Texte étudié:
Le capital-risque change d’échelle

Pour la 6e année, la Suisse est le pays le plus innovant selon l’Indice mondial de l’innovation publié par l’Organisation mondiale de la propriété intellectuelle et les universités Cornell et Insead. Flatteur, ce classement est tempéré par le poids disproportionné de groupes comme Roche et Novartis. Les nombreuses start-up qu’a générées la Suisse peinaient à grandir, contrairement aux Etats-Unis où les dix plus grandes capitalisations boursières étaient des start-up il y a peu. C’est l’idée exprimée par le conseiller national Fathi Derder qu’il n’y a pas de Google suisse.

Parmi les causes identifiées de cette difficulté à croître, on a longtemps blâmé le manque de fonds de capital-risque. S’il est relativement facile pour nos start-up de trouver quelques centaines de milliers de francs pour leur amorçage, les entrepreneurs évoquaient ensuite une véritable traversée du désert.

Extrait de données:
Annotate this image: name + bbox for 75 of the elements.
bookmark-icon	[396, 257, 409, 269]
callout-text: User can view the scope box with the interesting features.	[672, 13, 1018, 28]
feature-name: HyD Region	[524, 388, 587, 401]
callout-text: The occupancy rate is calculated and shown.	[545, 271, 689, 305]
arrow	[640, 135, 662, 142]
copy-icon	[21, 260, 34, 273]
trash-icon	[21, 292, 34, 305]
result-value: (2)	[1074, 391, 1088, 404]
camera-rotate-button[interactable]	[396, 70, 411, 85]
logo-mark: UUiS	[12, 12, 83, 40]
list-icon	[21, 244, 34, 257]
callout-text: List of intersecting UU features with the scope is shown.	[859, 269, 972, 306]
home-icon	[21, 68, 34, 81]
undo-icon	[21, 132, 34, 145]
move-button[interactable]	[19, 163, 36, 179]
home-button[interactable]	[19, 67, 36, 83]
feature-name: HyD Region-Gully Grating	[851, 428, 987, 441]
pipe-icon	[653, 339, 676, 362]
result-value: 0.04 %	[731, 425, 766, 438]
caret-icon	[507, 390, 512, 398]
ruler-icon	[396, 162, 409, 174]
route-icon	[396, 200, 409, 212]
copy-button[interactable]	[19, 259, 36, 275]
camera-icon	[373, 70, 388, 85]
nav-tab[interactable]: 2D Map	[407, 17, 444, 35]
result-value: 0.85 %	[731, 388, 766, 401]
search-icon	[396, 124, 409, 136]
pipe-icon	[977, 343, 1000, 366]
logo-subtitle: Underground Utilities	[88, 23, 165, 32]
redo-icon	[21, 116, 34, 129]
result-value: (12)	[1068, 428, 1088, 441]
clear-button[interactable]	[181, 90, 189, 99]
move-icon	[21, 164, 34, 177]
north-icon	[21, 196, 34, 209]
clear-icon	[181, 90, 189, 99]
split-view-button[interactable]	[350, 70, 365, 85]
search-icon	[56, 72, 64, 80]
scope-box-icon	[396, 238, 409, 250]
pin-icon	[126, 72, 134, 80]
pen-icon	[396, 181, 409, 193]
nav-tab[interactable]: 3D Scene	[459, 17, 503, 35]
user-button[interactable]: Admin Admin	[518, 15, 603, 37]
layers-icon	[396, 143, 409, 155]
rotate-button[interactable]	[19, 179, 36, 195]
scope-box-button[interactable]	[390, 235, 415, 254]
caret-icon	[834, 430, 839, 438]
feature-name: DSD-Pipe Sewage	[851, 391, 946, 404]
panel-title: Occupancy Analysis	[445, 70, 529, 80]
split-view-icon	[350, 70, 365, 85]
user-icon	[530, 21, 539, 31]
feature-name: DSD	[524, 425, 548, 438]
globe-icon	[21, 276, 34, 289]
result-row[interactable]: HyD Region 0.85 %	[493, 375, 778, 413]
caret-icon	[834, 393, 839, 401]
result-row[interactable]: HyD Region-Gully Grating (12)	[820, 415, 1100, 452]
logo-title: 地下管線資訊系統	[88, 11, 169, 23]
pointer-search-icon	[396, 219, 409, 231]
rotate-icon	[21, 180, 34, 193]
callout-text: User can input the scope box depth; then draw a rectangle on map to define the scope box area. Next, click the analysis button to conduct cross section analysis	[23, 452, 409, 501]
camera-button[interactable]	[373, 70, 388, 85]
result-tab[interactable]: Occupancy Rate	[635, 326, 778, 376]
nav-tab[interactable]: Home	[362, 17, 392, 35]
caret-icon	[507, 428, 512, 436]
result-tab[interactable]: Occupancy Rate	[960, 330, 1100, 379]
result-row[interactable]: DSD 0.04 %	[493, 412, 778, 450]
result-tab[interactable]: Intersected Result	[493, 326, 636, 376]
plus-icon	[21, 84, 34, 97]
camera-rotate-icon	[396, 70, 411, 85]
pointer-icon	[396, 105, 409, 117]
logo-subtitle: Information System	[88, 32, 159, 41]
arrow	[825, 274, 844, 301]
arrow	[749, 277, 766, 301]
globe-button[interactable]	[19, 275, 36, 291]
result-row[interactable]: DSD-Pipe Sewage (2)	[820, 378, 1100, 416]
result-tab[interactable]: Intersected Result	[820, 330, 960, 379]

Travail demandé: Poursuivez le texte sur le capital-risque en Suisse à la suite de sa dernière phrase.

Réponse attendue:
L’année 2016 marque un tournant. Au premier semestre, les start-up suisses ont moissonné 489,6 millions de francs. Un chiffre qui approche en six mois le montant déjà record de 670 millions de toute l’année 2015 (lui-même en croissance de 50%). A elles seules, les start-up de l’écosystème de l’EPFL ont levé plus de 300 millions depuis le 1er janvier alors que le montant de toute l’année 2014 était de 220. Pour le pays, le milliard symbolique pourrait être atteint cette année, sachant que plus de 100 millions ont encore été investis cet été.

On assiste à un changement d’échelle. Il ne faut pas s’en contenter mais le consolider avec des mesures fiscales. Car, derrière, la concurrence s’intensifie avec l’entrée de pays comme la Chine dans le top 25 de l’innovation mondiale.